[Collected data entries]
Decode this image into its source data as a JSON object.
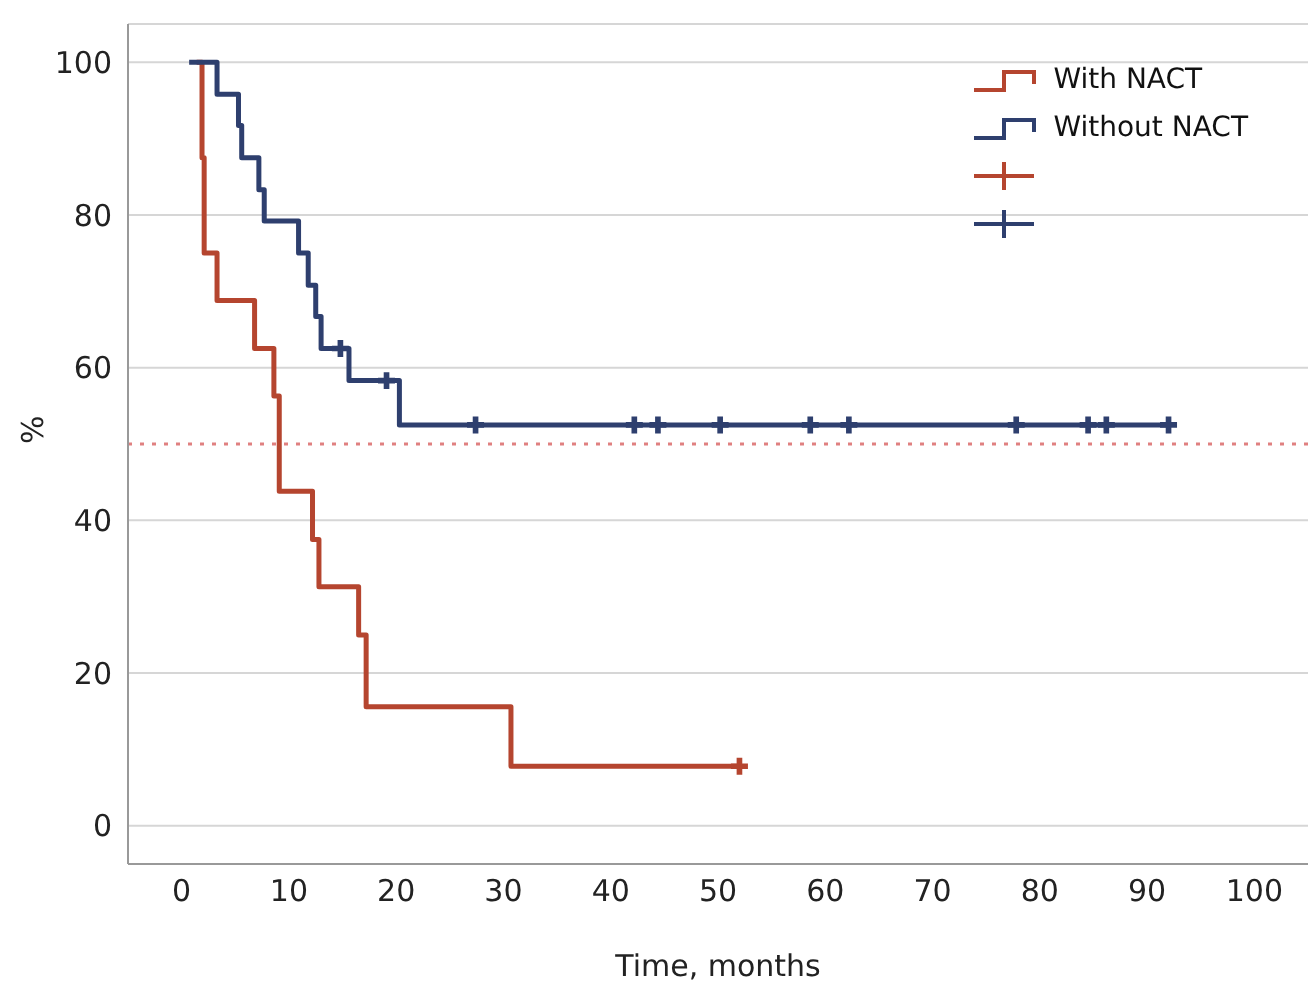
{
  "chart_data": {
    "type": "step",
    "xlabel": "Time, months",
    "ylabel": "%",
    "xlim": [
      -5,
      105
    ],
    "xticks": [
      0,
      10,
      20,
      30,
      40,
      50,
      60,
      70,
      80,
      90,
      100
    ],
    "ylim": [
      -5,
      105
    ],
    "yticks": [
      0,
      20,
      40,
      60,
      80,
      100
    ],
    "grid": "y",
    "legend": "top right",
    "line_style": "solid",
    "ref_lines": [
      {
        "axis": "y",
        "value": 50,
        "color": "#e08080",
        "line_style": "dotted"
      }
    ],
    "series": [
      {
        "name": "With NACT",
        "type": "step",
        "marker": "none",
        "color": "#b5452f",
        "x": [
          1.4,
          1.9,
          2.1,
          3.3,
          6.8,
          8.6,
          9.1,
          12.2,
          12.8,
          16.5,
          17.2,
          30.7,
          52
        ],
        "values": [
          100,
          87.5,
          75,
          68.8,
          62.5,
          56.3,
          43.8,
          37.5,
          31.3,
          25,
          15.6,
          7.8,
          7.8
        ]
      },
      {
        "name": "Without NACT",
        "type": "step",
        "marker": "none",
        "color": "#2e3f6e",
        "x": [
          0.7,
          3.3,
          5.3,
          5.6,
          7.2,
          7.7,
          10.9,
          11.8,
          12.5,
          13,
          15.6,
          20.3,
          92
        ],
        "values": [
          100,
          95.8,
          91.7,
          87.5,
          83.3,
          79.2,
          75,
          70.8,
          66.7,
          62.5,
          58.3,
          52.5,
          52.5
        ]
      },
      {
        "type": "scatter",
        "marker": "cross",
        "color": "#b5452f",
        "x": [
          52
        ],
        "values": [
          7.8
        ]
      },
      {
        "type": "scatter",
        "marker": "cross",
        "color": "#2e3f6e",
        "x": [
          14.8,
          19.1,
          27.4,
          42.2,
          44.4,
          50.2,
          58.6,
          62.2,
          77.8,
          84.5,
          86.2,
          92
        ],
        "values": [
          62.5,
          58.3,
          52.5,
          52.5,
          52.5,
          52.5,
          52.5,
          52.5,
          52.5,
          52.5,
          52.5,
          52.5
        ]
      }
    ]
  }
}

■ **Stated task**
Copy the material above in full and exactly, skipping pictures.

■ **Complete response**
Decode this image into its source data as a JSON object.
{
  "chart_data": {
    "type": "step",
    "xlabel": "Time, months",
    "ylabel": "%",
    "xlim": [
      -5,
      105
    ],
    "xticks": [
      0,
      10,
      20,
      30,
      40,
      50,
      60,
      70,
      80,
      90,
      100
    ],
    "ylim": [
      -5,
      105
    ],
    "yticks": [
      0,
      20,
      40,
      60,
      80,
      100
    ],
    "grid": "y",
    "legend": "top right",
    "line_style": "solid",
    "ref_lines": [
      {
        "axis": "y",
        "value": 50,
        "color": "#e08080",
        "line_style": "dotted"
      }
    ],
    "series": [
      {
        "name": "With NACT",
        "type": "step",
        "marker": "none",
        "color": "#b5452f",
        "x": [
          1.4,
          1.9,
          2.1,
          3.3,
          6.8,
          8.6,
          9.1,
          12.2,
          12.8,
          16.5,
          17.2,
          30.7,
          52
        ],
        "values": [
          100,
          87.5,
          75,
          68.8,
          62.5,
          56.3,
          43.8,
          37.5,
          31.3,
          25,
          15.6,
          7.8,
          7.8
        ]
      },
      {
        "name": "Without NACT",
        "type": "step",
        "marker": "none",
        "color": "#2e3f6e",
        "x": [
          0.7,
          3.3,
          5.3,
          5.6,
          7.2,
          7.7,
          10.9,
          11.8,
          12.5,
          13,
          15.6,
          20.3,
          92
        ],
        "values": [
          100,
          95.8,
          91.7,
          87.5,
          83.3,
          79.2,
          75,
          70.8,
          66.7,
          62.5,
          58.3,
          52.5,
          52.5
        ]
      },
      {
        "type": "scatter",
        "marker": "cross",
        "color": "#b5452f",
        "x": [
          52
        ],
        "values": [
          7.8
        ]
      },
      {
        "type": "scatter",
        "marker": "cross",
        "color": "#2e3f6e",
        "x": [
          14.8,
          19.1,
          27.4,
          42.2,
          44.4,
          50.2,
          58.6,
          62.2,
          77.8,
          84.5,
          86.2,
          92
        ],
        "values": [
          62.5,
          58.3,
          52.5,
          52.5,
          52.5,
          52.5,
          52.5,
          52.5,
          52.5,
          52.5,
          52.5,
          52.5
        ]
      }
    ]
  }
}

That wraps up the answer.